_EXERCISE REQUIREMENTS_:
Pictures stay out; everything else in the records below is copied exactly.

_AVAILABLE DATA_:
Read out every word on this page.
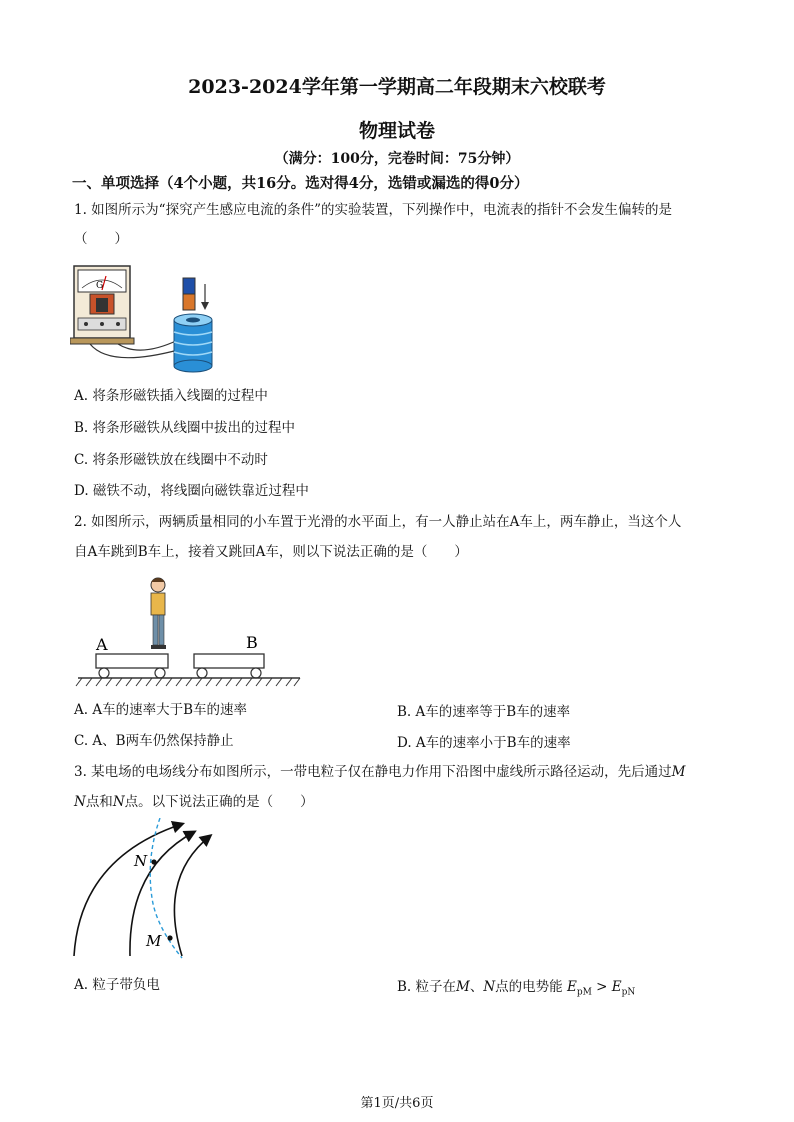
2023-2024学年第一学期高二年段期末六校联考
物理试卷
（满分：100分，完卷时间：75分钟）
一、单项选择（4个小题，共16分。选对得4分，选错或漏选的得0分）
1. 如图所示为“探究产生感应电流的条件”的实验装置，下列操作中，电流表的指针不会发生偏转的是
（　　）
G
A. 将条形磁铁插入线圈的过程中
B. 将条形磁铁从线圈中拔出的过程中
C. 将条形磁铁放在线圈中不动时
D. 磁铁不动，将线圈向磁铁靠近过程中
2. 如图所示，两辆质量相同的小车置于光滑的水平面上，有一人静止站在A车上，两车静止，当这个人
自A车跳到B车上，接着又跳回A车，则以下说法正确的是（　　）
A	B
A. A车的速率大于B车的速率	B. A车的速率等于B车的速率
C. A、B两车仍然保持静止	D. A车的速率小于B车的速率
3. 某电场的电场线分布如图所示，一带电粒子仅在静电力作用下沿图中虚线所示路径运动，先后通过M
N点和N点。以下说法正确的是（　　）
N
M
A. 粒子带负电	B. 粒子在M、N点的电势能 $E_{pM} > E_{pN}$
第1页/共6页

_EXERCISE ANSWER_:
Read out every word on this page.
2023-2024学年第一学期高二年段期末六校联考
物理试卷
（满分：100分，完卷时间：75分钟）
一、单项选择（4个小题，共16分。选对得4分，选错或漏选的得0分）
1. 如图所示为“探究产生感应电流的条件”的实验装置，下列操作中，电流表的指针不会发生偏转的是
（　　）
G
A. 将条形磁铁插入线圈的过程中
B. 将条形磁铁从线圈中拔出的过程中
C. 将条形磁铁放在线圈中不动时
D. 磁铁不动，将线圈向磁铁靠近过程中
2. 如图所示，两辆质量相同的小车置于光滑的水平面上，有一人静止站在A车上，两车静止，当这个人
自A车跳到B车上，接着又跳回A车，则以下说法正确的是（　　）
A	B
A. A车的速率大于B车的速率	B. A车的速率等于B车的速率
C. A、B两车仍然保持静止	D. A车的速率小于B车的速率
3. 某电场的电场线分布如图所示，一带电粒子仅在静电力作用下沿图中虚线所示路径运动，先后通过M
N点和N点。以下说法正确的是（　　）
N
M
A. 粒子带负电	B. 粒子在M、N点的电势能 $E_{pM} > E_{pN}$
第1页/共6页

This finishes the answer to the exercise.